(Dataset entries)
--

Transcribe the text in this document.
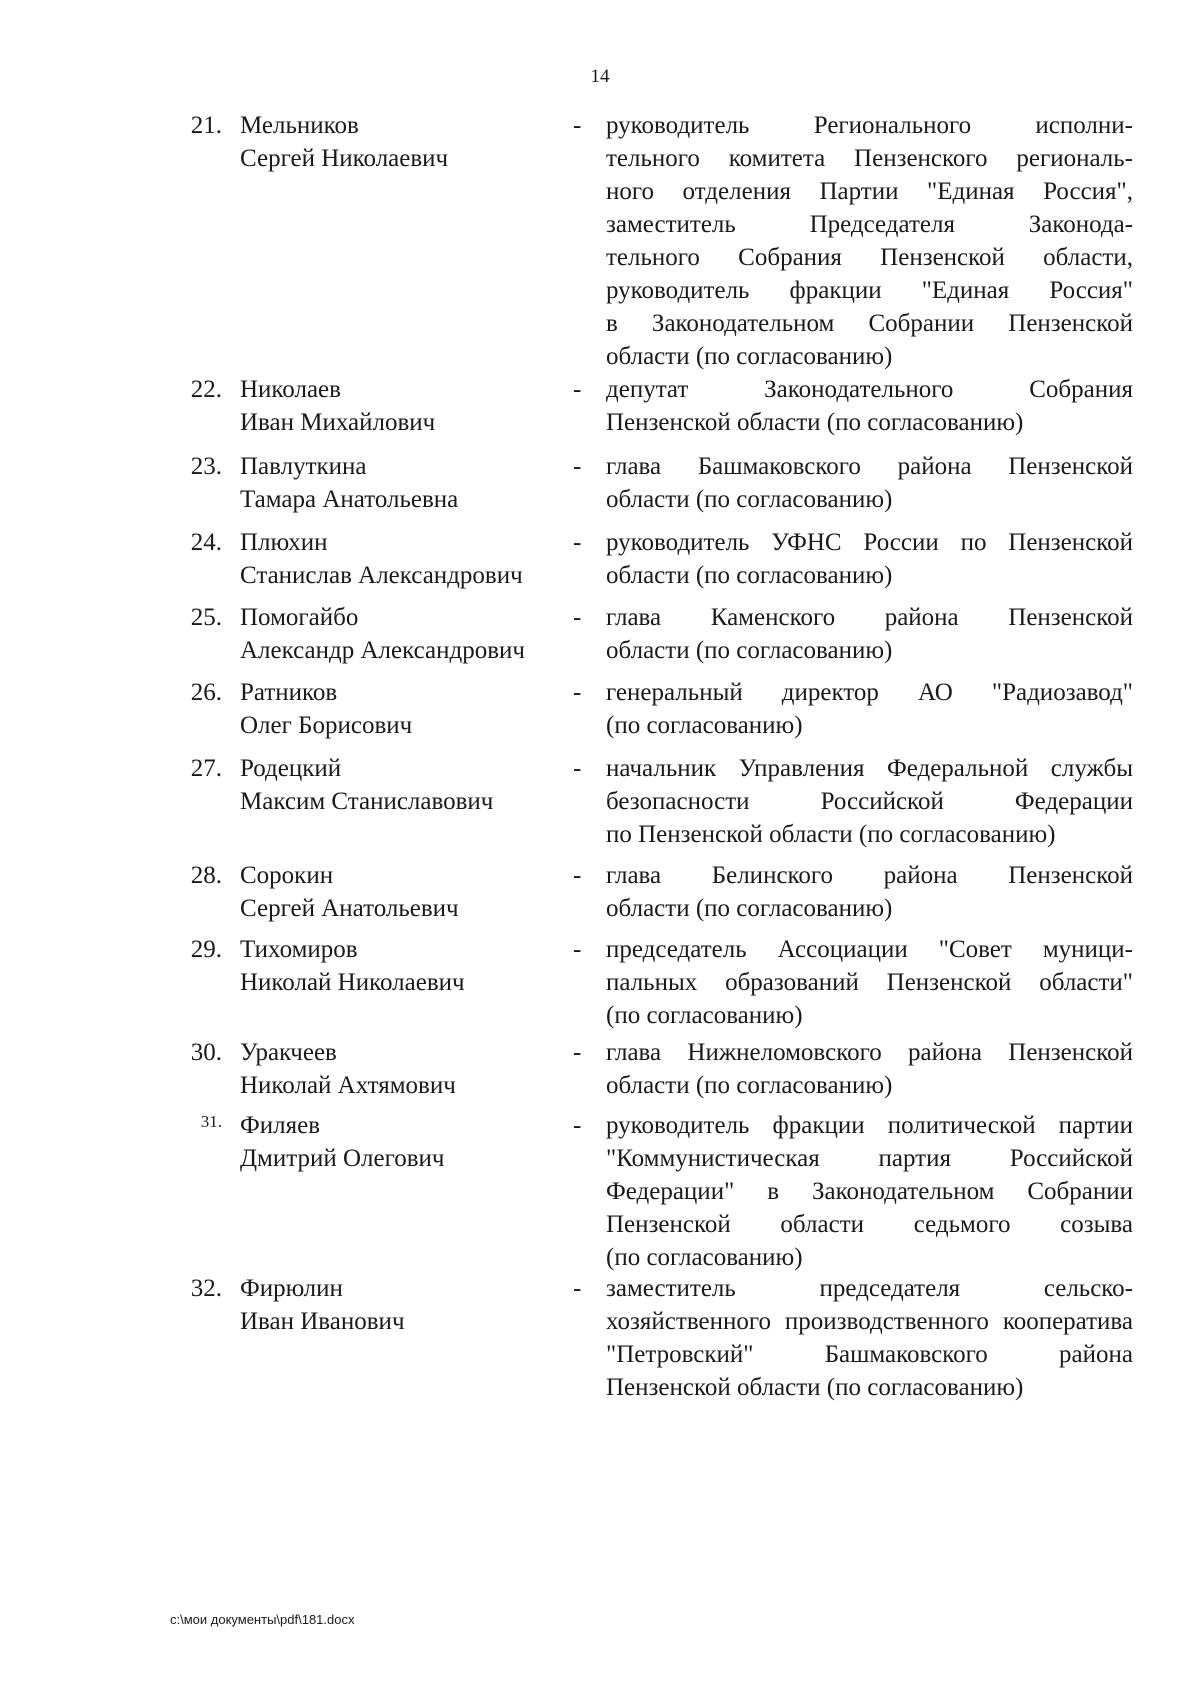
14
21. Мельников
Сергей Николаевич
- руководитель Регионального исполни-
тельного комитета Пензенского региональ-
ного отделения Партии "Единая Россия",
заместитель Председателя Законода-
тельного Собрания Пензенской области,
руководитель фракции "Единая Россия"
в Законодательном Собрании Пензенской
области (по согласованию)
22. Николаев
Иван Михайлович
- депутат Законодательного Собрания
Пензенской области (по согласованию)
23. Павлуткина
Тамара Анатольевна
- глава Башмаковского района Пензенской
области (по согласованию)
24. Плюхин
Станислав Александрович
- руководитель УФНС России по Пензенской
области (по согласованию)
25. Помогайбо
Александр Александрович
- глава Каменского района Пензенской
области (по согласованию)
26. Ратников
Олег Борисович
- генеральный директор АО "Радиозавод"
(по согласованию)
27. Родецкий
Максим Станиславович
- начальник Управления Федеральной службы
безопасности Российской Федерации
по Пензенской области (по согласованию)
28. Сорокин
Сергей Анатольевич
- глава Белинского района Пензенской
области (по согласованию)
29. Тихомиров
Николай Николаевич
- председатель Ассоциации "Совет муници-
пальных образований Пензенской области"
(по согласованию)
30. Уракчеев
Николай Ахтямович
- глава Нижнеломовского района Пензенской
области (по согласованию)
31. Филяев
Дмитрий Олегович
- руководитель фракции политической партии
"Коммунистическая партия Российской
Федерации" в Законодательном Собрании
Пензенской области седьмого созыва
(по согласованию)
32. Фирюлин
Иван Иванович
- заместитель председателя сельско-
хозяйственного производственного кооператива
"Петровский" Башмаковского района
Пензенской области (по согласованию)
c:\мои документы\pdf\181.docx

--

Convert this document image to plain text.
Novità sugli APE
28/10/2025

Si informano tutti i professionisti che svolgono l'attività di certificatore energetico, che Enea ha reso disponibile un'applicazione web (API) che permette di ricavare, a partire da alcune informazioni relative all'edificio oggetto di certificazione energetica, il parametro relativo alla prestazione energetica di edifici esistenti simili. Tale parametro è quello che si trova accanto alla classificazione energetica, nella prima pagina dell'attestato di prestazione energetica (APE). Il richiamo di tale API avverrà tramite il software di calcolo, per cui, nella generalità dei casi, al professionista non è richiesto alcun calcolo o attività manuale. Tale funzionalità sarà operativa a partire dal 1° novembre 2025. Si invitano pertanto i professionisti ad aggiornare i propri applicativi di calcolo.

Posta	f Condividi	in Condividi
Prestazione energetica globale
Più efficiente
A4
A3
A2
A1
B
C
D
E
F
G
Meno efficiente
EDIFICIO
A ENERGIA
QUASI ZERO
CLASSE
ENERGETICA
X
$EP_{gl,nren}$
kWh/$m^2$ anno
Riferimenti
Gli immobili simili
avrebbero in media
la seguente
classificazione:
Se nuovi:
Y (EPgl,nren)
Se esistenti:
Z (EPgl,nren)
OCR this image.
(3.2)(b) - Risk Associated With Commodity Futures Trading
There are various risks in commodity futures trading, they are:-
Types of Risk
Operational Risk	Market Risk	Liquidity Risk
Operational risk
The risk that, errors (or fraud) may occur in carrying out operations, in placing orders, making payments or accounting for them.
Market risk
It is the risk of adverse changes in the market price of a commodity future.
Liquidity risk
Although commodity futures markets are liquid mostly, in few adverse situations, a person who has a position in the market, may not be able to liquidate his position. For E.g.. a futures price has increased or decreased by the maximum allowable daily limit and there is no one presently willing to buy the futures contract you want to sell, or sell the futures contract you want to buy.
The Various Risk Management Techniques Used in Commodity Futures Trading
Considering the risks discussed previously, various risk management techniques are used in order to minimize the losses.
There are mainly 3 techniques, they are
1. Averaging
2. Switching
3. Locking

--

* _What is required_
List the lines of the records where "adverse" occurs.

* _Output for this exercise_
It is the risk of adverse changes in the market price of a commodity future.
Although commodity futures markets are liquid mostly, in few adverse situations, a person who has a position in the market, may not be able to liquidate his position. For E.g.. a futures price has increased or decreased by the maximum allowable daily limit and there is no one presently willing to buy the futures contract you want to sell, or sell the futures contract you want to buy.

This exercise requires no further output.